==== Records supplied

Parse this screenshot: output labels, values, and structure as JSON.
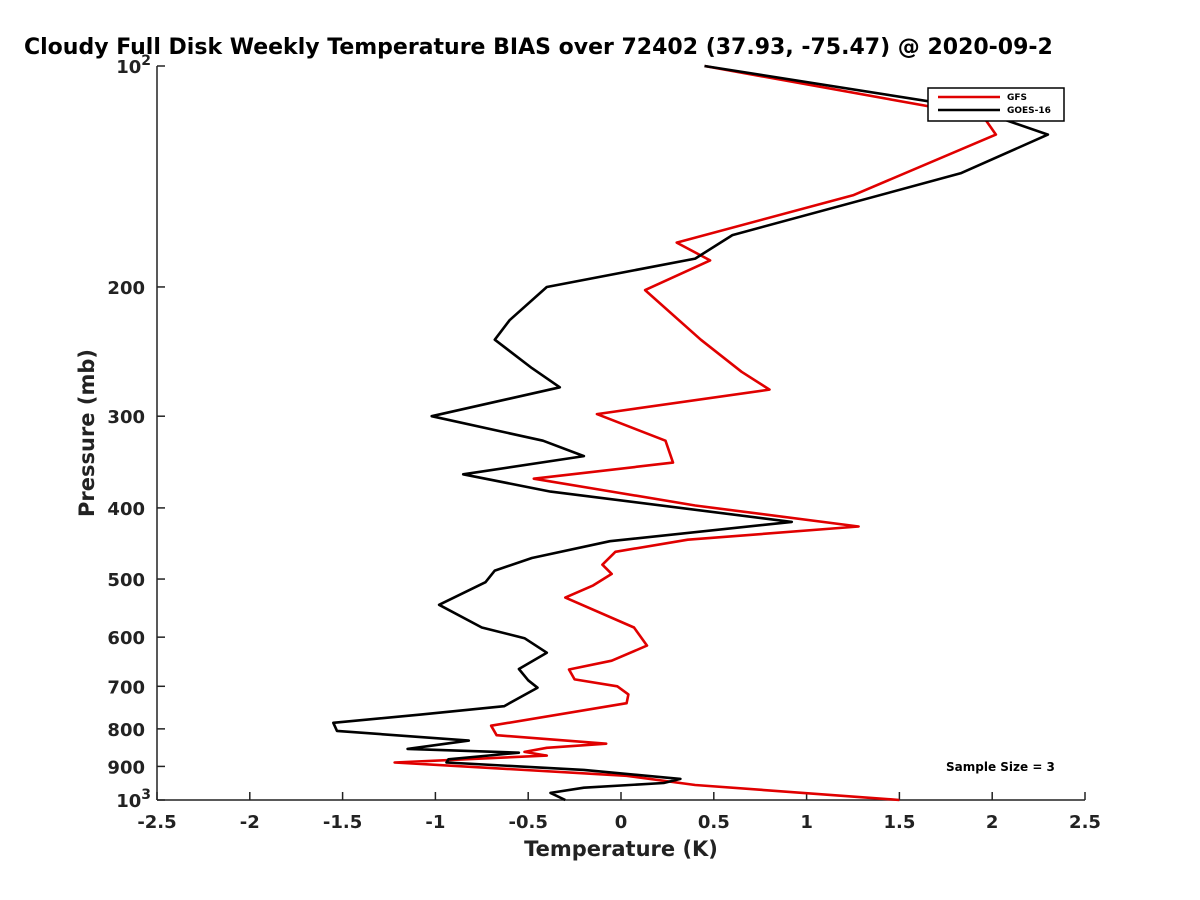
{
  "chart_data": {
    "type": "line",
    "title": "Cloudy Full Disk Weekly Temperature BIAS over 72402 (37.93, -75.47) @ 2020-09-2",
    "xlabel": "Temperature (K)",
    "ylabel": "Pressure (mb)",
    "xlim": [
      -2.5,
      2.5
    ],
    "ylim": [
      100,
      1000
    ],
    "y_scale": "log",
    "y_reversed": true,
    "grid": false,
    "x_ticks": [
      {
        "value": -2.5,
        "label": "-2.5"
      },
      {
        "value": -2,
        "label": "-2"
      },
      {
        "value": -1.5,
        "label": "-1.5"
      },
      {
        "value": -1,
        "label": "-1"
      },
      {
        "value": -0.5,
        "label": "-0.5"
      },
      {
        "value": 0,
        "label": "0"
      },
      {
        "value": 0.5,
        "label": "0.5"
      },
      {
        "value": 1,
        "label": "1"
      },
      {
        "value": 1.5,
        "label": "1.5"
      },
      {
        "value": 2,
        "label": "2"
      },
      {
        "value": 2.5,
        "label": "2.5"
      }
    ],
    "y_ticks": [
      {
        "value": 100,
        "base": "10",
        "exp": "2"
      },
      {
        "value": 200,
        "label": "200"
      },
      {
        "value": 300,
        "label": "300"
      },
      {
        "value": 400,
        "label": "400"
      },
      {
        "value": 500,
        "label": "500"
      },
      {
        "value": 600,
        "label": "600"
      },
      {
        "value": 700,
        "label": "700"
      },
      {
        "value": 800,
        "label": "800"
      },
      {
        "value": 900,
        "label": "900"
      },
      {
        "value": 1000,
        "base": "10",
        "exp": "3"
      }
    ],
    "legend": {
      "placement": "top-right"
    },
    "annotation": "Sample Size = 3",
    "series": [
      {
        "name": "GFS",
        "color": "#e00000",
        "points": [
          [
            0.45,
            100
          ],
          [
            1.95,
            117
          ],
          [
            2.02,
            124
          ],
          [
            1.25,
            150
          ],
          [
            0.3,
            174
          ],
          [
            0.48,
            184
          ],
          [
            0.13,
            202
          ],
          [
            0.43,
            236
          ],
          [
            0.65,
            261
          ],
          [
            0.8,
            276
          ],
          [
            -0.13,
            298
          ],
          [
            0.24,
            324
          ],
          [
            0.28,
            347
          ],
          [
            -0.47,
            365
          ],
          [
            -0.05,
            380
          ],
          [
            0.4,
            397
          ],
          [
            1.28,
            424
          ],
          [
            0.36,
            442
          ],
          [
            -0.03,
            459
          ],
          [
            -0.1,
            478
          ],
          [
            -0.05,
            492
          ],
          [
            -0.15,
            510
          ],
          [
            -0.3,
            530
          ],
          [
            0.07,
            582
          ],
          [
            0.14,
            616
          ],
          [
            -0.05,
            646
          ],
          [
            -0.28,
            664
          ],
          [
            -0.25,
            685
          ],
          [
            -0.02,
            700
          ],
          [
            0.04,
            718
          ],
          [
            0.03,
            738
          ],
          [
            -0.7,
            792
          ],
          [
            -0.67,
            816
          ],
          [
            -0.08,
            838
          ],
          [
            -0.4,
            849
          ],
          [
            -0.52,
            860
          ],
          [
            -0.4,
            870
          ],
          [
            -1.22,
            889
          ],
          [
            0.03,
            927
          ],
          [
            0.4,
            954
          ],
          [
            1.5,
            1000
          ]
        ]
      },
      {
        "name": "GOES-16",
        "color": "#000000",
        "points": [
          [
            0.45,
            100
          ],
          [
            1.88,
            114
          ],
          [
            2.3,
            124
          ],
          [
            1.83,
            140
          ],
          [
            0.6,
            170
          ],
          [
            0.4,
            183
          ],
          [
            -0.4,
            200
          ],
          [
            -0.6,
            222
          ],
          [
            -0.68,
            236
          ],
          [
            -0.48,
            258
          ],
          [
            -0.33,
            274
          ],
          [
            -1.02,
            300
          ],
          [
            -0.42,
            324
          ],
          [
            -0.2,
            340
          ],
          [
            -0.85,
            360
          ],
          [
            -0.38,
            380
          ],
          [
            0.92,
            418
          ],
          [
            -0.06,
            444
          ],
          [
            -0.48,
            468
          ],
          [
            -0.68,
            487
          ],
          [
            -0.73,
            505
          ],
          [
            -0.98,
            542
          ],
          [
            -0.75,
            582
          ],
          [
            -0.52,
            602
          ],
          [
            -0.4,
            630
          ],
          [
            -0.55,
            663
          ],
          [
            -0.5,
            687
          ],
          [
            -0.45,
            703
          ],
          [
            -0.63,
            745
          ],
          [
            -1.08,
            765
          ],
          [
            -1.55,
            785
          ],
          [
            -1.53,
            805
          ],
          [
            -0.82,
            830
          ],
          [
            -1.15,
            852
          ],
          [
            -0.55,
            862
          ],
          [
            -0.93,
            880
          ],
          [
            -0.94,
            889
          ],
          [
            -0.2,
            910
          ],
          [
            0.32,
            936
          ],
          [
            0.23,
            948
          ],
          [
            -0.2,
            962
          ],
          [
            -0.38,
            978
          ],
          [
            -0.3,
            1000
          ]
        ]
      }
    ]
  }
}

========

_Stated problem_: Your task is to return the entries above exactly, with no pictures.

_Worked solution_:
Parse this screenshot: output labels, values, and structure as JSON.
{
  "chart_data": {
    "type": "line",
    "title": "Cloudy Full Disk Weekly Temperature BIAS over 72402 (37.93, -75.47) @ 2020-09-2",
    "xlabel": "Temperature (K)",
    "ylabel": "Pressure (mb)",
    "xlim": [
      -2.5,
      2.5
    ],
    "ylim": [
      100,
      1000
    ],
    "y_scale": "log",
    "y_reversed": true,
    "grid": false,
    "x_ticks": [
      {
        "value": -2.5,
        "label": "-2.5"
      },
      {
        "value": -2,
        "label": "-2"
      },
      {
        "value": -1.5,
        "label": "-1.5"
      },
      {
        "value": -1,
        "label": "-1"
      },
      {
        "value": -0.5,
        "label": "-0.5"
      },
      {
        "value": 0,
        "label": "0"
      },
      {
        "value": 0.5,
        "label": "0.5"
      },
      {
        "value": 1,
        "label": "1"
      },
      {
        "value": 1.5,
        "label": "1.5"
      },
      {
        "value": 2,
        "label": "2"
      },
      {
        "value": 2.5,
        "label": "2.5"
      }
    ],
    "y_ticks": [
      {
        "value": 100,
        "base": "10",
        "exp": "2"
      },
      {
        "value": 200,
        "label": "200"
      },
      {
        "value": 300,
        "label": "300"
      },
      {
        "value": 400,
        "label": "400"
      },
      {
        "value": 500,
        "label": "500"
      },
      {
        "value": 600,
        "label": "600"
      },
      {
        "value": 700,
        "label": "700"
      },
      {
        "value": 800,
        "label": "800"
      },
      {
        "value": 900,
        "label": "900"
      },
      {
        "value": 1000,
        "base": "10",
        "exp": "3"
      }
    ],
    "legend": {
      "placement": "top-right"
    },
    "annotation": "Sample Size = 3",
    "series": [
      {
        "name": "GFS",
        "color": "#e00000",
        "points": [
          [
            0.45,
            100
          ],
          [
            1.95,
            117
          ],
          [
            2.02,
            124
          ],
          [
            1.25,
            150
          ],
          [
            0.3,
            174
          ],
          [
            0.48,
            184
          ],
          [
            0.13,
            202
          ],
          [
            0.43,
            236
          ],
          [
            0.65,
            261
          ],
          [
            0.8,
            276
          ],
          [
            -0.13,
            298
          ],
          [
            0.24,
            324
          ],
          [
            0.28,
            347
          ],
          [
            -0.47,
            365
          ],
          [
            -0.05,
            380
          ],
          [
            0.4,
            397
          ],
          [
            1.28,
            424
          ],
          [
            0.36,
            442
          ],
          [
            -0.03,
            459
          ],
          [
            -0.1,
            478
          ],
          [
            -0.05,
            492
          ],
          [
            -0.15,
            510
          ],
          [
            -0.3,
            530
          ],
          [
            0.07,
            582
          ],
          [
            0.14,
            616
          ],
          [
            -0.05,
            646
          ],
          [
            -0.28,
            664
          ],
          [
            -0.25,
            685
          ],
          [
            -0.02,
            700
          ],
          [
            0.04,
            718
          ],
          [
            0.03,
            738
          ],
          [
            -0.7,
            792
          ],
          [
            -0.67,
            816
          ],
          [
            -0.08,
            838
          ],
          [
            -0.4,
            849
          ],
          [
            -0.52,
            860
          ],
          [
            -0.4,
            870
          ],
          [
            -1.22,
            889
          ],
          [
            0.03,
            927
          ],
          [
            0.4,
            954
          ],
          [
            1.5,
            1000
          ]
        ]
      },
      {
        "name": "GOES-16",
        "color": "#000000",
        "points": [
          [
            0.45,
            100
          ],
          [
            1.88,
            114
          ],
          [
            2.3,
            124
          ],
          [
            1.83,
            140
          ],
          [
            0.6,
            170
          ],
          [
            0.4,
            183
          ],
          [
            -0.4,
            200
          ],
          [
            -0.6,
            222
          ],
          [
            -0.68,
            236
          ],
          [
            -0.48,
            258
          ],
          [
            -0.33,
            274
          ],
          [
            -1.02,
            300
          ],
          [
            -0.42,
            324
          ],
          [
            -0.2,
            340
          ],
          [
            -0.85,
            360
          ],
          [
            -0.38,
            380
          ],
          [
            0.92,
            418
          ],
          [
            -0.06,
            444
          ],
          [
            -0.48,
            468
          ],
          [
            -0.68,
            487
          ],
          [
            -0.73,
            505
          ],
          [
            -0.98,
            542
          ],
          [
            -0.75,
            582
          ],
          [
            -0.52,
            602
          ],
          [
            -0.4,
            630
          ],
          [
            -0.55,
            663
          ],
          [
            -0.5,
            687
          ],
          [
            -0.45,
            703
          ],
          [
            -0.63,
            745
          ],
          [
            -1.08,
            765
          ],
          [
            -1.55,
            785
          ],
          [
            -1.53,
            805
          ],
          [
            -0.82,
            830
          ],
          [
            -1.15,
            852
          ],
          [
            -0.55,
            862
          ],
          [
            -0.93,
            880
          ],
          [
            -0.94,
            889
          ],
          [
            -0.2,
            910
          ],
          [
            0.32,
            936
          ],
          [
            0.23,
            948
          ],
          [
            -0.2,
            962
          ],
          [
            -0.38,
            978
          ],
          [
            -0.3,
            1000
          ]
        ]
      }
    ]
  }
}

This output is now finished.